> _THINGS TO DO_:
**A)** Answer these questions about the article on the first remediation order under the Building Safety Act:
(i) Which section of the BSA sets out what a remediation order is?
(ii) What share of the landlord's cost of the proceedings could not be passed on to non-qualifying leaseholders through the service charge?
(iii) On whom did the landlord argue the burden of proof fell?
**B)** Carry on the article about the first remediation order under the Building Safety Act, starting after its final sentence.

> _EXTRACT TO READ_:
In a very important development, the first remediation order has been handed down under the new Building Safety Act 2022 (BSA) [1]. Two of our BSA experts, Lewis Couth and Asia Munir, summarise the key takeaway points.

The Topline

The BSA is a novel area of the law, and until now, no application for a remediation order had made its way through to a final hearing.

As the very first of its kind, the remediation order will provide much needed clarity to applicants and respondents alike. This decision reinforces that the focus of the BSA is on building safety and improvement of standards.”

–  Lewis CouthDirector, Real Estate Litigation

A close up image of a block of flats, abstract. A visual metaphor for the topic of this piece, the first remediation order under the building safety act.

What is a remediation order?

Under section 123 of the BSA, a remediation order is an order, made by the First-tier Tribunal on the application of an “interested person”, requiring a “relevant landlord” to remedy specified “relevant defects” in a specified “relevant building” by a specified time. We set out the relevant definitions at the end of this article.

Key takeaway points from Waite & others v Kedai Limited

In this case, a group of leaseholders successfully applied for a remediation order against the freeholder/landlord of the property, in relation to defective external cladding and other issues.

The First-tier tribunal made a remediation order and also ordered under section 20C of the Landlord and Tenant Act 1985 that 80% of the landlord’s cost of the proceedings could not be passed on to non-qualifying leaseholders through the service charge. (The qualifying leaseholders were protected against payment of any costs by reason of paragraph 9 of Schedule 8 to the BSA.)

The following key takeaway points arise from the judgment:

  • The landlord argued that the burden of proof was on the applicant leaseholders to establish the defects and propose necessary steps to remedy them. The applicants had to establish a prima facie case for the Tribunal to consider a remediation order (i.e. that there existed relevant defects causing a building safety risk), but the Tribunal wasn’t concerned with formal burdens of proof. It was held that applications of this type involve an evidence-based exercise, led predominantly by inspection reports and expert evidence, but also informed by the Tribunal’s own experience and expertise in building matters and what it saw for itself at an inspection of the property. Once the Tribunal determined that relevant defects existed, it was for the Tribunal to make an order to remedy those defects within a specified time. It was held that this is all that the BSA required.
  • A remediation order can be made on general terms to achieve a clearly specified result, namely, to remedy the relevant defects at the building. Whilst the remediation order must be sufficiently precise so that the respondent knows what it must do, the Tribunal said, the BSA is not prescriptive as to the works to remedy the relevant defects. Often a broad schedule of works will be sufficient.

> _MATERIAL PROVIDED_:
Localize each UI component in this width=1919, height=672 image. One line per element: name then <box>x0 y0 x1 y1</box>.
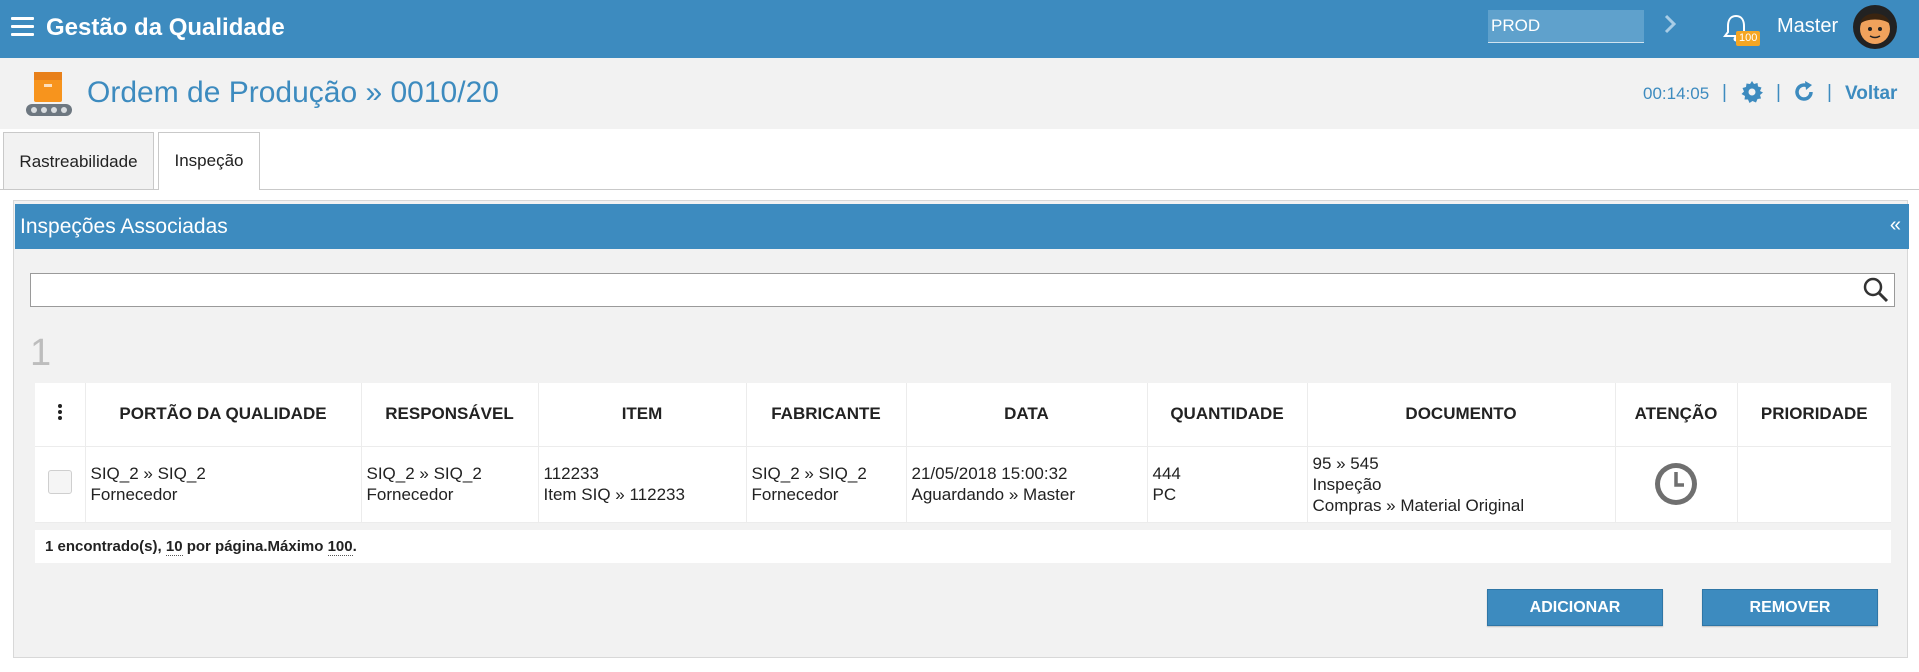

> _RESPONSES IN ORDER_:
**A)**
(i) Section 123.
(ii) 80%.
(iii) On the applicant leaseholders, to establish the defects and propose necessary steps to remedy them.

**B)**
  • In most cases, the preparation of a specification of works will also have to be at the cost of the developer or landlord because leaseholders simply cannot afford to do so; nor will they have the necessary access to the property in question; nor the appropriate management regime.
  • In this case the Tribunal found that the standard of works must:
    • Comply with the Building Regulations applicable at the time the remedial work is carried out; and
    • At the very least, a post-Works Fire Risk Appraisal of External Walls (FRAEW) under PAS 9980:2022 shouldn’t prevent a satisfactory Form EWS1: External Wall Fire Review from being issued.
  • The Tribunal was satisfied that it was able to make an order in respect of timings setting out a specific timescale for remediation to enable the remediation scheme to be designed and for the works to be undertaken.
  • Funding from third parties. In this case, it was said that whether the landlord is seeking to obtain funding or redress from a third party is irrelevant to the exercise of the Tribunal’s jurisdiction.

Remediation orders under the BSA – How we can support you

The first remediation order under the BSA sets the stage moving forwards. Walker Morris’ Construction & Engineering, Housing Management & Litigation and Real Estate Litigation BSA experts are uniquely placed to help clients from right across the Living sector to successfully navigate all of the legal, regulatory and practical changes brought about by the BSA. Please get in touch if you need any advice or assistance.

Remediation orders – definitions under the BSA

An “interested person” includes a person with a legal or equitable interest in the relevant building or any part of it.

A “relevant landlord”, in relation to a relevant defect in a relevant building, means a landlord under a lease of the building or any part of it who is required, under the lease or by virtue of an enactment, to repair or maintain anything relating to the relevant defect.

“Relevant building” means a self-contained building, or self-contained part of a building, in England that contains at least two dwellings and (a) is at least 11 metres high, or (b) has at least 5 storeys.

“Relevant defect” means a defect as regards the building that (a) arises as a result of anything done (or not done), or anything used (or not used), in connection with relevant works, and (b) causes a building safety risk.

“Relevant works” means any of the following:

  • Works relating to the construction or conversion of the building, if the construction or conversion was completed in the relevant period;
  • Works undertaken or commissioned by or on behalf of a relevant landlord or management company, if the works were completed in the relevant period;
  • Works undertaken after the end of the relevant period to remedy a relevant defect.

The “relevant period” means the period of 30 years ending on 28 June 2022.

A “building safety risk”, in relation to a building, means a risk to the safety of people in or about the building arising from (a) the spread of fire, or (b) the collapse of the building or any part of it.

“Specified” means specified in the order.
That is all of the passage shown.